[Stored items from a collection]

□ □ □ □ □ □ □

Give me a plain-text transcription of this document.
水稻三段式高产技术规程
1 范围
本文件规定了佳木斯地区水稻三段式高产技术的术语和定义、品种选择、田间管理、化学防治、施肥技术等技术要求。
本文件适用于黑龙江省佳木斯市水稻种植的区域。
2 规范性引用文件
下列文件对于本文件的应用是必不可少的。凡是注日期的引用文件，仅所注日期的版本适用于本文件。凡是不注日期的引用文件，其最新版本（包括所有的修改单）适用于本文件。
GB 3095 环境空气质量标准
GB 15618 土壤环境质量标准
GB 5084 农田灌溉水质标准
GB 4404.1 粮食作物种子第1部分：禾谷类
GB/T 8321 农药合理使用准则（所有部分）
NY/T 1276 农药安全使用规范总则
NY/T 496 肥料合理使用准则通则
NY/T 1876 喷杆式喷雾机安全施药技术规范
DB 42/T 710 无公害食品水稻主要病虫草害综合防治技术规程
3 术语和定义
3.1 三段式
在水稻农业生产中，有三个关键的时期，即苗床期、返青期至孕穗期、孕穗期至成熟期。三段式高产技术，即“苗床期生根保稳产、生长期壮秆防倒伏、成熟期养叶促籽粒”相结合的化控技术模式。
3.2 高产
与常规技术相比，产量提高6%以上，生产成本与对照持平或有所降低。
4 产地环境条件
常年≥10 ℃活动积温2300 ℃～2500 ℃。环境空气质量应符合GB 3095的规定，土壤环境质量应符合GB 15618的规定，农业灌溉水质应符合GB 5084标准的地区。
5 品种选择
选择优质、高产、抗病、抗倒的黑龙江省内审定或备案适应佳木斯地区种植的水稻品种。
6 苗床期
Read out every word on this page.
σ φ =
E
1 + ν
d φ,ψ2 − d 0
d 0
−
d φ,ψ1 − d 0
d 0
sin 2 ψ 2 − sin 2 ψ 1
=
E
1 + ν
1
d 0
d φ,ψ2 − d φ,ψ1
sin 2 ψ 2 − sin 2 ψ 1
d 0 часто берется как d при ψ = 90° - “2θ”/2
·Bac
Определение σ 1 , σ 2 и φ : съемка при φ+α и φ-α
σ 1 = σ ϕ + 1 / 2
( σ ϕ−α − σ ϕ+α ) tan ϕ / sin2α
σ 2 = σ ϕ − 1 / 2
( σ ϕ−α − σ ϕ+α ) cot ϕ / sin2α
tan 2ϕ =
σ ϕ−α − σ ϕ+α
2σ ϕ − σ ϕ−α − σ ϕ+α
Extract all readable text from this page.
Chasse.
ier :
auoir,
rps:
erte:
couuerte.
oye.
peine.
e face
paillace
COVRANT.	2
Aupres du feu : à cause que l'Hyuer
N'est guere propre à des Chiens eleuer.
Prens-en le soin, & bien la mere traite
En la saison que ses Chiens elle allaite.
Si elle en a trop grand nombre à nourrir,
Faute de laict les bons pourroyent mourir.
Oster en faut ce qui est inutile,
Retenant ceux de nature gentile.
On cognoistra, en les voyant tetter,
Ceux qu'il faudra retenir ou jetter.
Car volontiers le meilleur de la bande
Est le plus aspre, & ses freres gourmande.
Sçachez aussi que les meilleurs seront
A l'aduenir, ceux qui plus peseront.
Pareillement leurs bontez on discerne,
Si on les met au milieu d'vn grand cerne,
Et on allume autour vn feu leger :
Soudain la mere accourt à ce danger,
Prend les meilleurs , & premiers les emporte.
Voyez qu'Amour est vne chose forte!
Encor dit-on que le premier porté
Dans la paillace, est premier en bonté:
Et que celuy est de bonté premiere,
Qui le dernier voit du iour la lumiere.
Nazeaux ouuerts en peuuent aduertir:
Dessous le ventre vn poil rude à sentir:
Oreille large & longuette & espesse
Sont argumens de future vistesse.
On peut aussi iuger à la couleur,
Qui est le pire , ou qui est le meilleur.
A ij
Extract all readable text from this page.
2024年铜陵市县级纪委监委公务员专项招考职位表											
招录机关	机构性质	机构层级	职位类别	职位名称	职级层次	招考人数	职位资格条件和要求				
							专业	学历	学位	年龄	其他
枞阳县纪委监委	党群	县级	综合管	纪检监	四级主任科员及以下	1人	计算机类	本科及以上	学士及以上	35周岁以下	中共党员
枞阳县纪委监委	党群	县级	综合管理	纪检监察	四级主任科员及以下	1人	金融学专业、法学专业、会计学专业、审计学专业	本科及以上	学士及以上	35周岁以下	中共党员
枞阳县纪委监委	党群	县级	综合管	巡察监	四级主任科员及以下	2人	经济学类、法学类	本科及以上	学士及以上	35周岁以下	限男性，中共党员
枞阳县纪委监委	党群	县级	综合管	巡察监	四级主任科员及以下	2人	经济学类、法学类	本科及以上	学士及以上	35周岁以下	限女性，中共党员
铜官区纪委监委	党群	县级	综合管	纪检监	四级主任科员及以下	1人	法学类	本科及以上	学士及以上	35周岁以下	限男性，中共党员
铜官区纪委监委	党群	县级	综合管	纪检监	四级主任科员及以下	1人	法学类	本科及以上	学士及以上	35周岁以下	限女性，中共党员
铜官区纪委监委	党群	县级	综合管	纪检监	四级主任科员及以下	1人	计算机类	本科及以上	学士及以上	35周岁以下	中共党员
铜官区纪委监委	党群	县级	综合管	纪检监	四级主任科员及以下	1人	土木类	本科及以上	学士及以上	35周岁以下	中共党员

□ □ □ □ □ □ □

Stated task: All the data must be duplicated exactly, with nothing added or removed.

Finished exercise:
Give me a plain-text transcription of this document.
水稻三段式高产技术规程
1 范围
本文件规定了佳木斯地区水稻三段式高产技术的术语和定义、品种选择、田间管理、化学防治、施肥技术等技术要求。
本文件适用于黑龙江省佳木斯市水稻种植的区域。
2 规范性引用文件
下列文件对于本文件的应用是必不可少的。凡是注日期的引用文件，仅所注日期的版本适用于本文件。凡是不注日期的引用文件，其最新版本（包括所有的修改单）适用于本文件。
GB 3095 环境空气质量标准
GB 15618 土壤环境质量标准
GB 5084 农田灌溉水质标准
GB 4404.1 粮食作物种子第1部分：禾谷类
GB/T 8321 农药合理使用准则（所有部分）
NY/T 1276 农药安全使用规范总则
NY/T 496 肥料合理使用准则通则
NY/T 1876 喷杆式喷雾机安全施药技术规范
DB 42/T 710 无公害食品水稻主要病虫草害综合防治技术规程
3 术语和定义
3.1 三段式
在水稻农业生产中，有三个关键的时期，即苗床期、返青期至孕穗期、孕穗期至成熟期。三段式高产技术，即“苗床期生根保稳产、生长期壮秆防倒伏、成熟期养叶促籽粒”相结合的化控技术模式。
3.2 高产
与常规技术相比，产量提高6%以上，生产成本与对照持平或有所降低。
4 产地环境条件
常年≥10 ℃活动积温2300 ℃～2500 ℃。环境空气质量应符合GB 3095的规定，土壤环境质量应符合GB 15618的规定，农业灌溉水质应符合GB 5084标准的地区。
5 品种选择
选择优质、高产、抗病、抗倒的黑龙江省内审定或备案适应佳木斯地区种植的水稻品种。
6 苗床期
Read out every word on this page.
σ φ =
E
1 + ν
d φ,ψ2 − d 0
d 0
−
d φ,ψ1 − d 0
d 0
sin 2 ψ 2 − sin 2 ψ 1
=
E
1 + ν
1
d 0
d φ,ψ2 − d φ,ψ1
sin 2 ψ 2 − sin 2 ψ 1
d 0 часто берется как d при ψ = 90° - “2θ”/2
·Bac
Определение σ 1 , σ 2 и φ : съемка при φ+α и φ-α
σ 1 = σ ϕ + 1 / 2
( σ ϕ−α − σ ϕ+α ) tan ϕ / sin2α
σ 2 = σ ϕ − 1 / 2
( σ ϕ−α − σ ϕ+α ) cot ϕ / sin2α
tan 2ϕ =
σ ϕ−α − σ ϕ+α
2σ ϕ − σ ϕ−α − σ ϕ+α
Extract all readable text from this page.
Chasse.
ier :
auoir,
rps:
erte:
couuerte.
oye.
peine.
e face
paillace
COVRANT.	2
Aupres du feu : à cause que l'Hyuer
N'est guere propre à des Chiens eleuer.
Prens-en le soin, & bien la mere traite
En la saison que ses Chiens elle allaite.
Si elle en a trop grand nombre à nourrir,
Faute de laict les bons pourroyent mourir.
Oster en faut ce qui est inutile,
Retenant ceux de nature gentile.
On cognoistra, en les voyant tetter,
Ceux qu'il faudra retenir ou jetter.
Car volontiers le meilleur de la bande
Est le plus aspre, & ses freres gourmande.
Sçachez aussi que les meilleurs seront
A l'aduenir, ceux qui plus peseront.
Pareillement leurs bontez on discerne,
Si on les met au milieu d'vn grand cerne,
Et on allume autour vn feu leger :
Soudain la mere accourt à ce danger,
Prend les meilleurs , & premiers les emporte.
Voyez qu'Amour est vne chose forte!
Encor dit-on que le premier porté
Dans la paillace, est premier en bonté:
Et que celuy est de bonté premiere,
Qui le dernier voit du iour la lumiere.
Nazeaux ouuerts en peuuent aduertir:
Dessous le ventre vn poil rude à sentir:
Oreille large & longuette & espesse
Sont argumens de future vistesse.
On peut aussi iuger à la couleur,
Qui est le pire , ou qui est le meilleur.
A ij
Extract all readable text from this page.
2024年铜陵市县级纪委监委公务员专项招考职位表											
招录机关	机构性质	机构层级	职位类别	职位名称	职级层次	招考人数	职位资格条件和要求				
							专业	学历	学位	年龄	其他
枞阳县纪委监委	党群	县级	综合管	纪检监	四级主任科员及以下	1人	计算机类	本科及以上	学士及以上	35周岁以下	中共党员
枞阳县纪委监委	党群	县级	综合管理	纪检监察	四级主任科员及以下	1人	金融学专业、法学专业、会计学专业、审计学专业	本科及以上	学士及以上	35周岁以下	中共党员
枞阳县纪委监委	党群	县级	综合管	巡察监	四级主任科员及以下	2人	经济学类、法学类	本科及以上	学士及以上	35周岁以下	限男性，中共党员
枞阳县纪委监委	党群	县级	综合管	巡察监	四级主任科员及以下	2人	经济学类、法学类	本科及以上	学士及以上	35周岁以下	限女性，中共党员
铜官区纪委监委	党群	县级	综合管	纪检监	四级主任科员及以下	1人	法学类	本科及以上	学士及以上	35周岁以下	限男性，中共党员
铜官区纪委监委	党群	县级	综合管	纪检监	四级主任科员及以下	1人	法学类	本科及以上	学士及以上	35周岁以下	限女性，中共党员
铜官区纪委监委	党群	县级	综合管	纪检监	四级主任科员及以下	1人	计算机类	本科及以上	学士及以上	35周岁以下	中共党员
铜官区纪委监委	党群	县级	综合管	纪检监	四级主任科员及以下	1人	土木类	本科及以上	学士及以上	35周岁以下	中共党员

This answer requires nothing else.